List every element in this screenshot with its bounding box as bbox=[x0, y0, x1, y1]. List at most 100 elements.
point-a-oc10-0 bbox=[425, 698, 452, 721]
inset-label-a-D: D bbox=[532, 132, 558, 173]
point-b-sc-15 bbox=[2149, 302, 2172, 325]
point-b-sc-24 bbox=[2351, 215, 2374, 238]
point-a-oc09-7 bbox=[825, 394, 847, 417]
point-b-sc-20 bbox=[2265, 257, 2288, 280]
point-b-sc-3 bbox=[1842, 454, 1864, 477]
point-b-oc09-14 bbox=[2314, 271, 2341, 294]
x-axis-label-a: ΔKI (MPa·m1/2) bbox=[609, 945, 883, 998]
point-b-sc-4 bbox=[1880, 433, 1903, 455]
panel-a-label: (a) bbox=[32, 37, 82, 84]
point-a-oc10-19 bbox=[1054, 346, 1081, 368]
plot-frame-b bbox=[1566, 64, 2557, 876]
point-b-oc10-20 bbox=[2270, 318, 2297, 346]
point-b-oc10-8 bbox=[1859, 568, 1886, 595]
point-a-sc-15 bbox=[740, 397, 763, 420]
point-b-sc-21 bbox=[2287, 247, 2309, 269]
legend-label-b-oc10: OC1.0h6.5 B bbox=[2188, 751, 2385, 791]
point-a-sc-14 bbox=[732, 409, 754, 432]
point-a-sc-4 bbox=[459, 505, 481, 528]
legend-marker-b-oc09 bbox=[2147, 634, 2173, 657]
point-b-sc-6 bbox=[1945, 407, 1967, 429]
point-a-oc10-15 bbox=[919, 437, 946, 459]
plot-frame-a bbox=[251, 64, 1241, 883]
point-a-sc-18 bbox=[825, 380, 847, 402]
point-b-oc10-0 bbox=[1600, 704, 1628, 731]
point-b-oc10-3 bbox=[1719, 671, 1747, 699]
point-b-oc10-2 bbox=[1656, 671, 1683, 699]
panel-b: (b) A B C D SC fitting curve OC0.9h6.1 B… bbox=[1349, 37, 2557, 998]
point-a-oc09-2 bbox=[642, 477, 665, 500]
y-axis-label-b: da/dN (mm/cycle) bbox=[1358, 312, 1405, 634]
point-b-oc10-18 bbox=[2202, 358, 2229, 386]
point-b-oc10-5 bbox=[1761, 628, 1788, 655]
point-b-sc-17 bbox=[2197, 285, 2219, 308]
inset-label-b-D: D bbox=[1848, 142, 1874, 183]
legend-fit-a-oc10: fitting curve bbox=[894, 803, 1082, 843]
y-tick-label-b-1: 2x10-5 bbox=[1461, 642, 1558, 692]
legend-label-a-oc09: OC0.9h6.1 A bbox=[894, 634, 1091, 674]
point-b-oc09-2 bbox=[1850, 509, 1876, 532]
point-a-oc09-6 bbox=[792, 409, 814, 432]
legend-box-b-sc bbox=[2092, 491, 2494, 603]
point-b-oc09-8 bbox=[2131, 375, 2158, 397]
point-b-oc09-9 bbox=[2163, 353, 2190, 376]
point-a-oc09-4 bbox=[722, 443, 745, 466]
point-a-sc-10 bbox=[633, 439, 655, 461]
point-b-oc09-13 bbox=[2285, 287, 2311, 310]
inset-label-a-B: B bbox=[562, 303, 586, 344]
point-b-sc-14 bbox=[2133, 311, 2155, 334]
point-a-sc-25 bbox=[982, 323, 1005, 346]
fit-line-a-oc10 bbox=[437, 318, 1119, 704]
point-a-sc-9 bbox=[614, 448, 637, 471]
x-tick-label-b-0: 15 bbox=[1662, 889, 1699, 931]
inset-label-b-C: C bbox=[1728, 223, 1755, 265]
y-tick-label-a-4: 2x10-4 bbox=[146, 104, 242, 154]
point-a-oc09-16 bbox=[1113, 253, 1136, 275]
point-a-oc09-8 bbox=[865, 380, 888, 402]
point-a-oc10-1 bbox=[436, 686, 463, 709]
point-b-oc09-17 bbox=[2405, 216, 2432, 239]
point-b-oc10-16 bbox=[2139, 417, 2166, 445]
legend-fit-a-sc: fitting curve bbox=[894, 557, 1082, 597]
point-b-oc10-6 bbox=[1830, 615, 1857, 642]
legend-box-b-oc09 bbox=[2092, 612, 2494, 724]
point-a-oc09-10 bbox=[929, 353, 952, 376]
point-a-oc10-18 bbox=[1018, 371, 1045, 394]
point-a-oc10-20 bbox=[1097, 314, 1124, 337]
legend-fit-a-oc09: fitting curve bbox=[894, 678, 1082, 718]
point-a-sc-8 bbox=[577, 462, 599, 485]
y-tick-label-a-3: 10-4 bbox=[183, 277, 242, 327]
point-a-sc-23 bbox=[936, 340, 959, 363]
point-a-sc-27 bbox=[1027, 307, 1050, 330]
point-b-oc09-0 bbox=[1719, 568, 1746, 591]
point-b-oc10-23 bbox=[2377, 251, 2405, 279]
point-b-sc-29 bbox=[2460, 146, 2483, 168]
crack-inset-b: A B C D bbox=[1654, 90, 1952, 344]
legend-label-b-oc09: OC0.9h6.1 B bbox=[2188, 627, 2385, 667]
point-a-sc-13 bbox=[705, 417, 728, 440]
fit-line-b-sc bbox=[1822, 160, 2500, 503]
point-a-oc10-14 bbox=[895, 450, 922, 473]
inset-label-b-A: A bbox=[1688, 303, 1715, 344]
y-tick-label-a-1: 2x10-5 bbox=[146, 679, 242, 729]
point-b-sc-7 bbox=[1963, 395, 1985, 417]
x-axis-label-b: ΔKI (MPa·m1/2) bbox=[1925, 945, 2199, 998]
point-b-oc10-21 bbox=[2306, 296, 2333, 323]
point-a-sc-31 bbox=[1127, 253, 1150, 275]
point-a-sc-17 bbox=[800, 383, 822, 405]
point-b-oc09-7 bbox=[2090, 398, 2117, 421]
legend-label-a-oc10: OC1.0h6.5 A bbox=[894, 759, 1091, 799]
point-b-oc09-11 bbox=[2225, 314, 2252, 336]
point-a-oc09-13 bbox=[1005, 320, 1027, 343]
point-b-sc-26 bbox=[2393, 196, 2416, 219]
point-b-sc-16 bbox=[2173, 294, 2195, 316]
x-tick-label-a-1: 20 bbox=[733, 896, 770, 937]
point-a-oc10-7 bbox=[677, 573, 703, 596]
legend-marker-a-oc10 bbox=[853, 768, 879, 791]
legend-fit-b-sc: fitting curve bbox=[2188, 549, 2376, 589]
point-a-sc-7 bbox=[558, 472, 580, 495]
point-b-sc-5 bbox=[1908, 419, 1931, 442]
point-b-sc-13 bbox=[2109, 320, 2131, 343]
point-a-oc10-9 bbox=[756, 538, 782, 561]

**Description of the task**
Write out every line of the data above word for word, changing nothing.

**Written answer**
List every element in this screenshot with its bounding box as bbox=[x0, y0, x1, y1]. List at most 100 elements.
point-a-oc10-0 bbox=[425, 698, 452, 721]
inset-label-a-D: D bbox=[532, 132, 558, 173]
point-b-sc-15 bbox=[2149, 302, 2172, 325]
point-b-sc-24 bbox=[2351, 215, 2374, 238]
point-a-oc09-7 bbox=[825, 394, 847, 417]
point-b-sc-20 bbox=[2265, 257, 2288, 280]
point-b-sc-3 bbox=[1842, 454, 1864, 477]
point-b-oc09-14 bbox=[2314, 271, 2341, 294]
x-axis-label-a: ΔKI (MPa·m1/2) bbox=[609, 945, 883, 998]
point-b-sc-4 bbox=[1880, 433, 1903, 455]
panel-a-label: (a) bbox=[32, 37, 82, 84]
point-a-oc10-19 bbox=[1054, 346, 1081, 368]
plot-frame-b bbox=[1566, 64, 2557, 876]
point-b-oc10-20 bbox=[2270, 318, 2297, 346]
point-b-oc10-8 bbox=[1859, 568, 1886, 595]
point-a-sc-15 bbox=[740, 397, 763, 420]
point-b-sc-21 bbox=[2287, 247, 2309, 269]
legend-label-b-oc10: OC1.0h6.5 B bbox=[2188, 751, 2385, 791]
point-a-sc-14 bbox=[732, 409, 754, 432]
point-a-sc-4 bbox=[459, 505, 481, 528]
legend-marker-b-oc09 bbox=[2147, 634, 2173, 657]
point-b-sc-6 bbox=[1945, 407, 1967, 429]
point-a-oc10-15 bbox=[919, 437, 946, 459]
plot-frame-a bbox=[251, 64, 1241, 883]
point-a-sc-18 bbox=[825, 380, 847, 402]
point-b-oc10-0 bbox=[1600, 704, 1628, 731]
point-b-oc10-3 bbox=[1719, 671, 1747, 699]
point-b-oc10-2 bbox=[1656, 671, 1683, 699]
panel-b: (b) A B C D SC fitting curve OC0.9h6.1 B… bbox=[1349, 37, 2557, 998]
point-a-oc09-2 bbox=[642, 477, 665, 500]
y-axis-label-b: da/dN (mm/cycle) bbox=[1358, 312, 1405, 634]
point-b-oc10-18 bbox=[2202, 358, 2229, 386]
point-b-oc10-5 bbox=[1761, 628, 1788, 655]
point-b-sc-17 bbox=[2197, 285, 2219, 308]
inset-label-b-D: D bbox=[1848, 142, 1874, 183]
legend-fit-a-oc10: fitting curve bbox=[894, 803, 1082, 843]
y-tick-label-b-1: 2x10-5 bbox=[1461, 642, 1558, 692]
legend-label-a-oc09: OC0.9h6.1 A bbox=[894, 634, 1091, 674]
point-b-oc09-2 bbox=[1850, 509, 1876, 532]
point-a-oc09-6 bbox=[792, 409, 814, 432]
legend-box-b-sc bbox=[2092, 491, 2494, 603]
point-b-oc09-8 bbox=[2131, 375, 2158, 397]
point-b-oc09-9 bbox=[2163, 353, 2190, 376]
point-a-oc09-4 bbox=[722, 443, 745, 466]
point-a-sc-10 bbox=[633, 439, 655, 461]
point-b-oc09-13 bbox=[2285, 287, 2311, 310]
inset-label-a-B: B bbox=[562, 303, 586, 344]
point-b-sc-14 bbox=[2133, 311, 2155, 334]
point-a-sc-25 bbox=[982, 323, 1005, 346]
fit-line-a-oc10 bbox=[437, 318, 1119, 704]
point-a-sc-9 bbox=[614, 448, 637, 471]
x-tick-label-b-0: 15 bbox=[1662, 889, 1699, 931]
inset-label-b-C: C bbox=[1728, 223, 1755, 265]
y-tick-label-a-4: 2x10-4 bbox=[146, 104, 242, 154]
point-a-oc09-16 bbox=[1113, 253, 1136, 275]
point-a-oc09-8 bbox=[865, 380, 888, 402]
point-a-oc10-1 bbox=[436, 686, 463, 709]
point-b-oc09-17 bbox=[2405, 216, 2432, 239]
point-b-oc10-16 bbox=[2139, 417, 2166, 445]
legend-fit-a-sc: fitting curve bbox=[894, 557, 1082, 597]
point-b-oc10-6 bbox=[1830, 615, 1857, 642]
legend-box-b-oc09 bbox=[2092, 612, 2494, 724]
point-a-oc09-10 bbox=[929, 353, 952, 376]
point-a-oc10-18 bbox=[1018, 371, 1045, 394]
point-a-oc10-20 bbox=[1097, 314, 1124, 337]
legend-fit-a-oc09: fitting curve bbox=[894, 678, 1082, 718]
point-a-sc-8 bbox=[577, 462, 599, 485]
y-tick-label-a-3: 10-4 bbox=[183, 277, 242, 327]
point-a-sc-23 bbox=[936, 340, 959, 363]
point-a-sc-27 bbox=[1027, 307, 1050, 330]
point-b-oc09-0 bbox=[1719, 568, 1746, 591]
point-b-oc10-23 bbox=[2377, 251, 2405, 279]
point-b-sc-29 bbox=[2460, 146, 2483, 168]
crack-inset-b: A B C D bbox=[1654, 90, 1952, 344]
legend-label-b-oc09: OC0.9h6.1 B bbox=[2188, 627, 2385, 667]
point-a-sc-13 bbox=[705, 417, 728, 440]
fit-line-b-sc bbox=[1822, 160, 2500, 503]
point-a-oc10-14 bbox=[895, 450, 922, 473]
inset-label-b-A: A bbox=[1688, 303, 1715, 344]
y-tick-label-a-1: 2x10-5 bbox=[146, 679, 242, 729]
point-b-sc-7 bbox=[1963, 395, 1985, 417]
x-axis-label-b: ΔKI (MPa·m1/2) bbox=[1925, 945, 2199, 998]
point-b-oc10-21 bbox=[2306, 296, 2333, 323]
point-a-sc-31 bbox=[1127, 253, 1150, 275]
point-a-sc-17 bbox=[800, 383, 822, 405]
point-b-oc09-7 bbox=[2090, 398, 2117, 421]
legend-label-a-oc10: OC1.0h6.5 A bbox=[894, 759, 1091, 799]
point-b-oc09-11 bbox=[2225, 314, 2252, 336]
point-a-oc09-13 bbox=[1005, 320, 1027, 343]
point-b-sc-26 bbox=[2393, 196, 2416, 219]
point-b-sc-16 bbox=[2173, 294, 2195, 316]
x-tick-label-a-1: 20 bbox=[733, 896, 770, 937]
point-a-oc10-7 bbox=[677, 573, 703, 596]
legend-marker-a-oc10 bbox=[853, 768, 879, 791]
legend-fit-b-sc: fitting curve bbox=[2188, 549, 2376, 589]
point-a-sc-7 bbox=[558, 472, 580, 495]
point-b-sc-5 bbox=[1908, 419, 1931, 442]
point-b-sc-13 bbox=[2109, 320, 2131, 343]
point-a-oc10-9 bbox=[756, 538, 782, 561]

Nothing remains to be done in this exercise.